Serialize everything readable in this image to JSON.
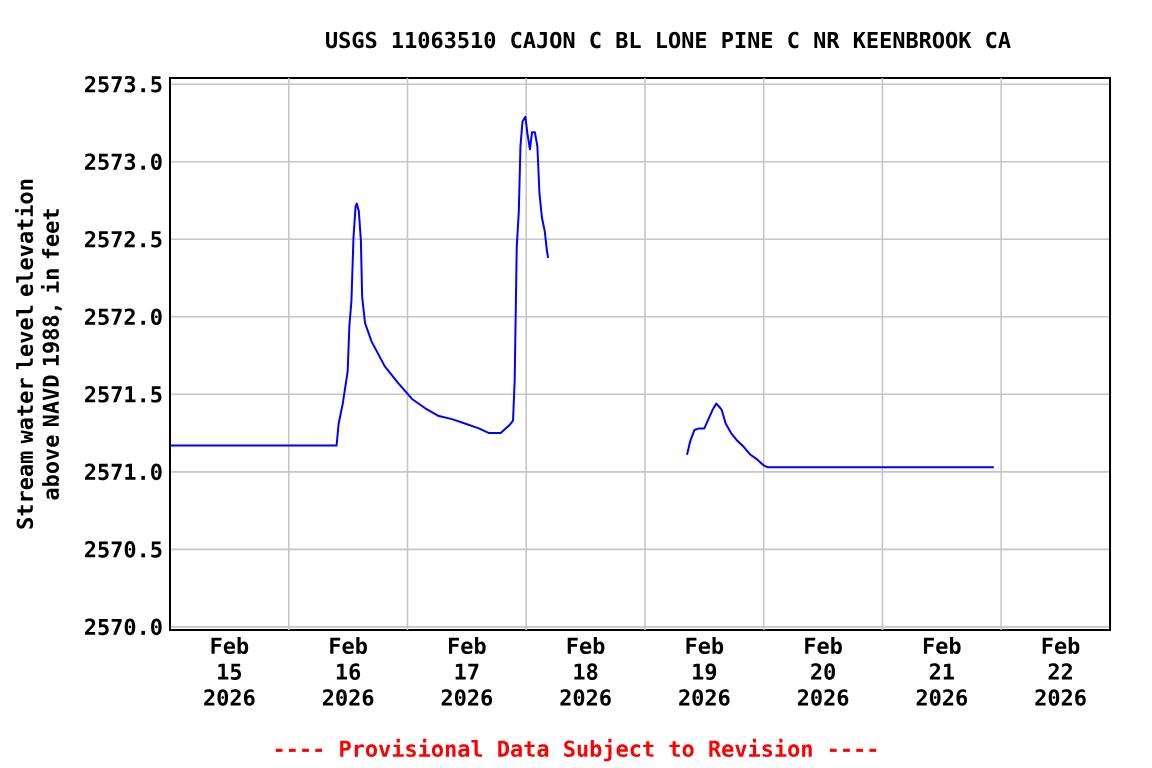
{
  "chart_data": {
    "type": "line",
    "title": "USGS 11063510 CAJON C BL LONE PINE C NR KEENBROOK CA",
    "ylabel": "Stream water level elevation above NAVD 1988, in feet",
    "annotations": [
      "---- Provisional Data Subject to Revision ----"
    ],
    "x": [
      "2026-02-15T00:00",
      "2026-02-16T09:40",
      "2026-02-16T10:05",
      "2026-02-16T10:55",
      "2026-02-16T11:55",
      "2026-02-16T12:15",
      "2026-02-16T12:40",
      "2026-02-16T13:05",
      "2026-02-16T13:30",
      "2026-02-16T13:45",
      "2026-02-16T14:10",
      "2026-02-16T14:35",
      "2026-02-16T14:50",
      "2026-02-16T15:25",
      "2026-02-16T16:45",
      "2026-02-16T19:25",
      "2026-02-16T22:10",
      "2026-02-17T00:55",
      "2026-02-17T03:35",
      "2026-02-17T06:20",
      "2026-02-17T09:00",
      "2026-02-17T11:45",
      "2026-02-17T14:25",
      "2026-02-17T16:30",
      "2026-02-17T18:50",
      "2026-02-17T20:35",
      "2026-02-17T21:20",
      "2026-02-17T21:40",
      "2026-02-17T22:05",
      "2026-02-17T22:30",
      "2026-02-17T22:50",
      "2026-02-17T23:15",
      "2026-02-17T23:50",
      "2026-02-18T00:15",
      "2026-02-18T00:45",
      "2026-02-18T01:10",
      "2026-02-18T01:45",
      "2026-02-18T02:15",
      "2026-02-18T02:40",
      "2026-02-18T03:10",
      "2026-02-18T03:45",
      "2026-02-18T04:10",
      "2026-02-18T04:25",
      "2026-02-18T04:30",
      "2026-02-19T08:30",
      "2026-02-19T09:10",
      "2026-02-19T10:00",
      "2026-02-19T10:55",
      "2026-02-19T12:00",
      "2026-02-19T12:50",
      "2026-02-19T13:40",
      "2026-02-19T14:25",
      "2026-02-19T15:00",
      "2026-02-19T15:30",
      "2026-02-19T16:20",
      "2026-02-19T17:25",
      "2026-02-19T18:40",
      "2026-02-19T20:00",
      "2026-02-19T21:20",
      "2026-02-19T22:40",
      "2026-02-20T00:05",
      "2026-02-20T00:45",
      "2026-02-21T22:30"
    ],
    "series": [
      {
        "color": "#0000ff",
        "values": [
          2571.17,
          2571.17,
          2571.31,
          2571.44,
          2571.65,
          2571.94,
          2572.1,
          2572.51,
          2572.71,
          2572.73,
          2572.68,
          2572.49,
          2572.13,
          2571.96,
          2571.84,
          2571.68,
          2571.57,
          2571.47,
          2571.41,
          2571.36,
          2571.34,
          2571.31,
          2571.28,
          2571.25,
          2571.25,
          2571.3,
          2571.33,
          2571.59,
          2572.45,
          2572.68,
          2573.1,
          2573.26,
          2573.29,
          2573.18,
          2573.08,
          2573.19,
          2573.19,
          2573.1,
          2572.8,
          2572.64,
          2572.55,
          2572.43,
          2572.38,
          null,
          2571.11,
          2571.2,
          2571.27,
          2571.28,
          2571.28,
          2571.34,
          2571.4,
          2571.44,
          2571.42,
          2571.4,
          2571.31,
          2571.25,
          2571.2,
          2571.16,
          2571.11,
          2571.08,
          2571.04,
          2571.03,
          2571.03
        ]
      }
    ],
    "xlim": [
      "2026-02-15T00:00",
      "2026-02-22T22:00"
    ],
    "xticks": [
      {
        "value": "2026-02-15T12:00",
        "label": "Feb 15 2026"
      },
      {
        "value": "2026-02-16T00:00",
        "label": null
      },
      {
        "value": "2026-02-16T12:00",
        "label": "Feb 16 2026"
      },
      {
        "value": "2026-02-17T00:00",
        "label": null
      },
      {
        "value": "2026-02-17T12:00",
        "label": "Feb 17 2026"
      },
      {
        "value": "2026-02-18T00:00",
        "label": null
      },
      {
        "value": "2026-02-18T12:00",
        "label": "Feb 18 2026"
      },
      {
        "value": "2026-02-19T00:00",
        "label": null
      },
      {
        "value": "2026-02-19T12:00",
        "label": "Feb 19 2026"
      },
      {
        "value": "2026-02-20T00:00",
        "label": null
      },
      {
        "value": "2026-02-20T12:00",
        "label": "Feb 20 2026"
      },
      {
        "value": "2026-02-21T00:00",
        "label": null
      },
      {
        "value": "2026-02-21T12:00",
        "label": "Feb 21 2026"
      },
      {
        "value": "2026-02-22T00:00",
        "label": null
      },
      {
        "value": "2026-02-22T12:00",
        "label": "Feb 22 2026"
      }
    ],
    "ylim": [
      2569.98,
      2573.54
    ],
    "yticks": [
      {
        "value": 2570,
        "label": "2570.0"
      },
      {
        "value": 2570.5,
        "label": "2570.5"
      },
      {
        "value": 2571,
        "label": "2571.0"
      },
      {
        "value": 2571.5,
        "label": "2571.5"
      },
      {
        "value": 2572,
        "label": "2572.0"
      },
      {
        "value": 2572.5,
        "label": "2572.5"
      },
      {
        "value": 2573,
        "label": "2573.0"
      },
      {
        "value": 2573.5,
        "label": "2573.5"
      }
    ],
    "grid": true,
    "marker": "none",
    "line_style": "solid",
    "legend": false
  }
}
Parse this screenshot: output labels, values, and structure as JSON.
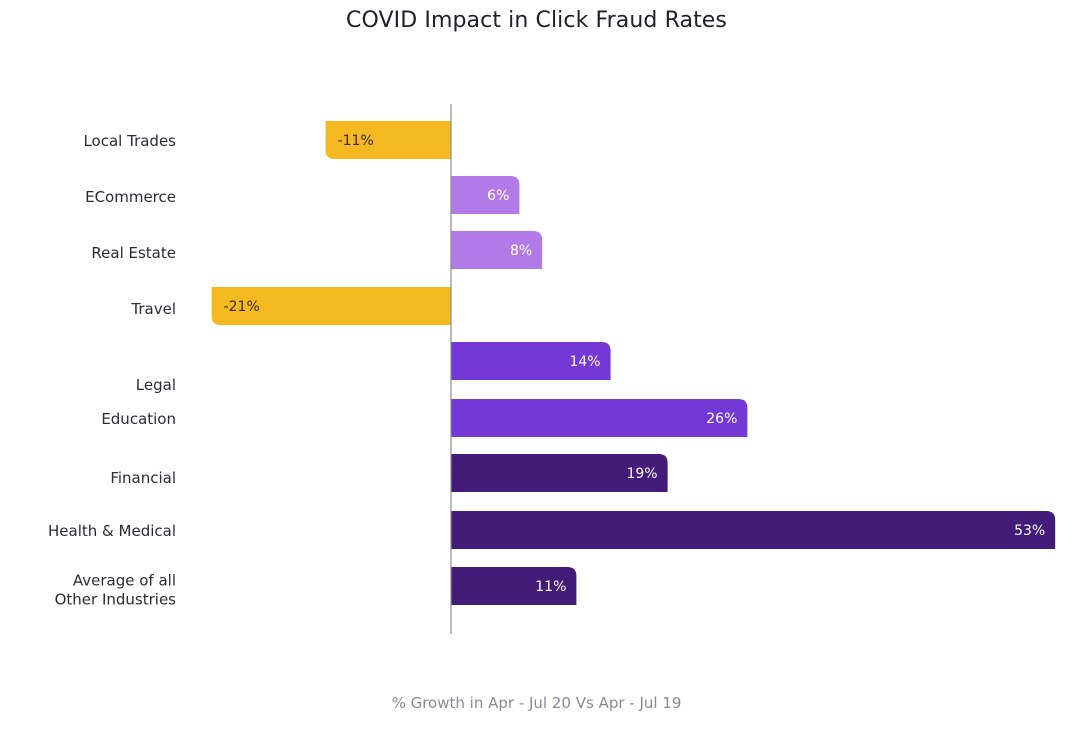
{
  "chart_data": {
    "type": "bar",
    "orientation": "horizontal",
    "title": "COVID Impact in Click Fraud Rates",
    "xlabel": "% Growth in Apr - Jul 20 Vs Apr - Jul 19",
    "ylabel": "",
    "xlim": [
      -26,
      60
    ],
    "grid": false,
    "legend": "none",
    "unit_suffix": "%",
    "categories": [
      [
        "Local Trades"
      ],
      [
        "ECommerce"
      ],
      [
        "Real Estate"
      ],
      [
        "Travel"
      ],
      [
        "Legal"
      ],
      [
        "Education"
      ],
      [
        "Financial"
      ],
      [
        "Health & Medical"
      ],
      [
        "Average of all",
        "Other Industries"
      ]
    ],
    "values": [
      -11,
      6,
      8,
      -21,
      14,
      26,
      19,
      53,
      11
    ],
    "value_labels": [
      "-11%",
      "6%",
      "8%",
      "-21%",
      "14%",
      "26%",
      "19%",
      "53%",
      "11%"
    ],
    "bar_colors": [
      "#f4b921",
      "#b27ae8",
      "#b27ae8",
      "#f4b921",
      "#7338d6",
      "#7338d6",
      "#431b78",
      "#431b78",
      "#431b78"
    ]
  },
  "colors": {
    "title": "#1f1f2e",
    "axis_line": "#8c8c8c",
    "label_on_dark": "#ffffff",
    "label_on_negative": "#3a2a10"
  }
}
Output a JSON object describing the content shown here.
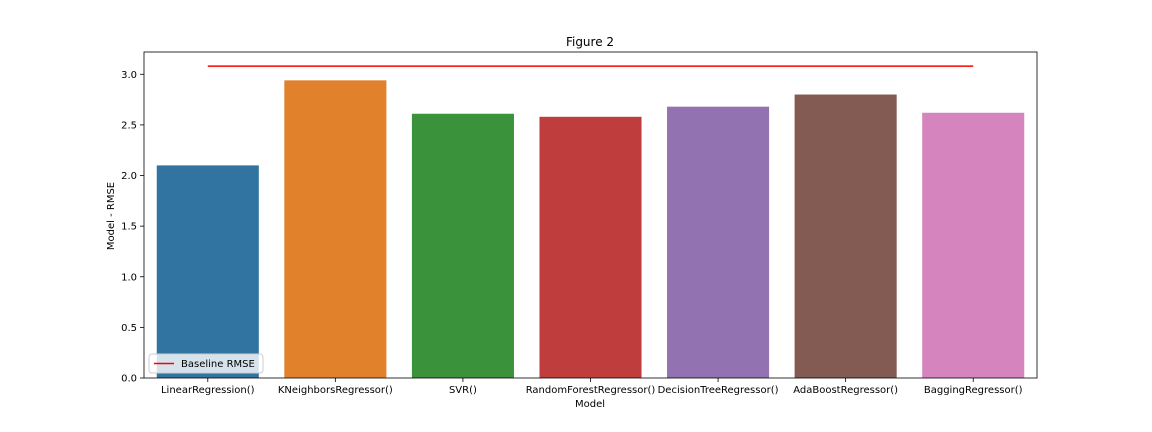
{
  "chart_data": {
    "type": "bar",
    "title": "Figure 2",
    "xlabel": "Model",
    "ylabel": "Model - RMSE",
    "categories": [
      "LinearRegression()",
      "KNeighborsRegressor()",
      "SVR()",
      "RandomForestRegressor()",
      "DecisionTreeRegressor()",
      "AdaBoostRegressor()",
      "BaggingRegressor()"
    ],
    "values": [
      2.1,
      2.94,
      2.61,
      2.58,
      2.68,
      2.8,
      2.62
    ],
    "colors": [
      "#3274a1",
      "#e1812c",
      "#3a923a",
      "#c03d3e",
      "#9372b2",
      "#845b53",
      "#d684bd"
    ],
    "ylim": [
      0,
      3.22
    ],
    "yticks": [
      "0.0",
      "0.5",
      "1.0",
      "1.5",
      "2.0",
      "2.5",
      "3.0"
    ],
    "grid": false,
    "baseline": {
      "name": "Baseline RMSE",
      "value": 3.08,
      "color": "#ff0000"
    },
    "legend": {
      "placement": "lower-left",
      "label": "Baseline RMSE"
    }
  }
}
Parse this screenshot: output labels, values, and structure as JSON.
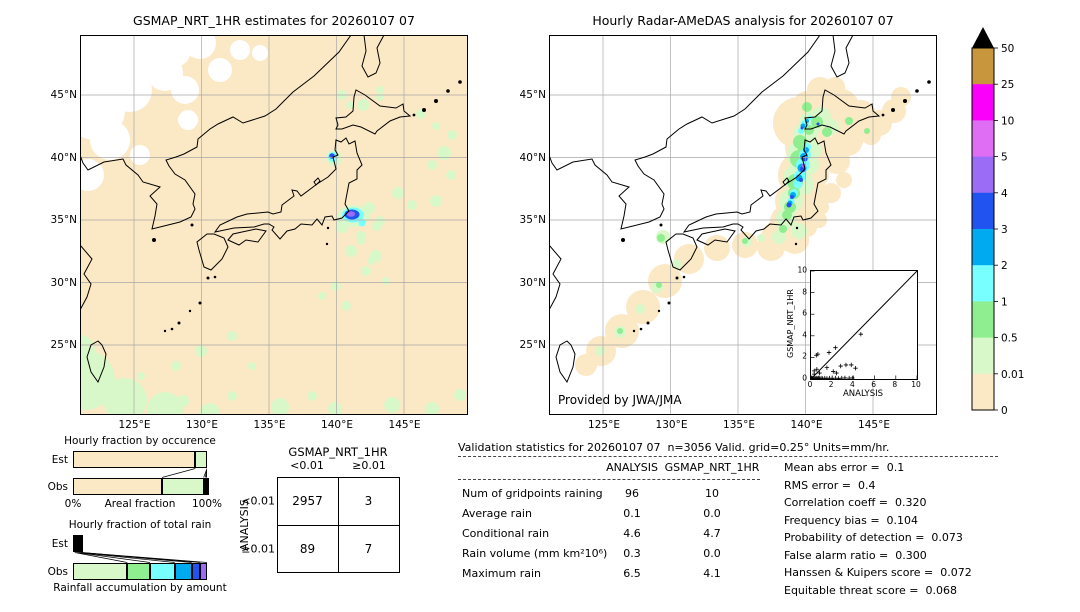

§

> REQUIREMENTS: Starting with the line that holds "Output a JSON", repeat exactly every line through the end of the material above, both ends included, without the pictures.

> SOLUTION FOR THIS TASK:
Output a JSON object describing the content shown here.
{
  "chart_data": {
    "type": "bar",
    "title": "Figure 2",
    "xlabel": "Model",
    "ylabel": "Model - RMSE",
    "categories": [
      "LinearRegression()",
      "KNeighborsRegressor()",
      "SVR()",
      "RandomForestRegressor()",
      "DecisionTreeRegressor()",
      "AdaBoostRegressor()",
      "BaggingRegressor()"
    ],
    "values": [
      2.1,
      2.94,
      2.61,
      2.58,
      2.68,
      2.8,
      2.62
    ],
    "colors": [
      "#3274a1",
      "#e1812c",
      "#3a923a",
      "#c03d3e",
      "#9372b2",
      "#845b53",
      "#d684bd"
    ],
    "ylim": [
      0,
      3.22
    ],
    "yticks": [
      "0.0",
      "0.5",
      "1.0",
      "1.5",
      "2.0",
      "2.5",
      "3.0"
    ],
    "grid": false,
    "baseline": {
      "name": "Baseline RMSE",
      "value": 3.08,
      "color": "#ff0000"
    },
    "legend": {
      "placement": "lower-left",
      "label": "Baseline RMSE"
    }
  }
}
Parse this screenshot: output labels, values, and structure as JSON.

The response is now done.